» RECORDS PROVIDED
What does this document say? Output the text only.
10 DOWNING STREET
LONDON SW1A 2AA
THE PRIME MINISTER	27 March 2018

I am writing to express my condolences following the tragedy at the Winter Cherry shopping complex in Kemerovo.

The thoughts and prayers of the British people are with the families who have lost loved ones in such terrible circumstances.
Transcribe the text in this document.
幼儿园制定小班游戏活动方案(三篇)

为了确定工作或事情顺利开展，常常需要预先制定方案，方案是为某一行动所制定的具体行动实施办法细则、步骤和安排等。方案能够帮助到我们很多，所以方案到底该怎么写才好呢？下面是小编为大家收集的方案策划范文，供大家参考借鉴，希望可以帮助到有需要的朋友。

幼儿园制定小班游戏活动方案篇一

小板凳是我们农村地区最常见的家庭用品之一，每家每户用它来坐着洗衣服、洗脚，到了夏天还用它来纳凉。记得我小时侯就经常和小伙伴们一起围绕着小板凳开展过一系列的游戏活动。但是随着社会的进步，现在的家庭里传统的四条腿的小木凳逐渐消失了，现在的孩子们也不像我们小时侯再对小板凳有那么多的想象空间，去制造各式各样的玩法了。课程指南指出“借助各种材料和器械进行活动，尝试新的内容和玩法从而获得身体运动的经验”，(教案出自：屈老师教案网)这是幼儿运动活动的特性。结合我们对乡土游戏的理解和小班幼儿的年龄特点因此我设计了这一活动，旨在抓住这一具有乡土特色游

» WHAT THE TASK ASKS
Repeat each record exactly. Omit nothing.

» SOLUTION TO THIS PROBLEM
What does this document say? Output the text only.
10 DOWNING STREET
LONDON SW1A 2AA
THE PRIME MINISTER	27 March 2018

I am writing to express my condolences following the tragedy at the Winter Cherry shopping complex in Kemerovo.

The thoughts and prayers of the British people are with the families who have lost loved ones in such terrible circumstances.
Transcribe the text in this document.
幼儿园制定小班游戏活动方案(三篇)

为了确定工作或事情顺利开展，常常需要预先制定方案，方案是为某一行动所制定的具体行动实施办法细则、步骤和安排等。方案能够帮助到我们很多，所以方案到底该怎么写才好呢？下面是小编为大家收集的方案策划范文，供大家参考借鉴，希望可以帮助到有需要的朋友。

幼儿园制定小班游戏活动方案篇一

小板凳是我们农村地区最常见的家庭用品之一，每家每户用它来坐着洗衣服、洗脚，到了夏天还用它来纳凉。记得我小时侯就经常和小伙伴们一起围绕着小板凳开展过一系列的游戏活动。但是随着社会的进步，现在的家庭里传统的四条腿的小木凳逐渐消失了，现在的孩子们也不像我们小时侯再对小板凳有那么多的想象空间，去制造各式各样的玩法了。课程指南指出“借助各种材料和器械进行活动，尝试新的内容和玩法从而获得身体运动的经验”，(教案出自：屈老师教案网)这是幼儿运动活动的特性。结合我们对乡土游戏的理解和小班幼儿的年龄特点因此我设计了这一活动，旨在抓住这一具有乡土特色游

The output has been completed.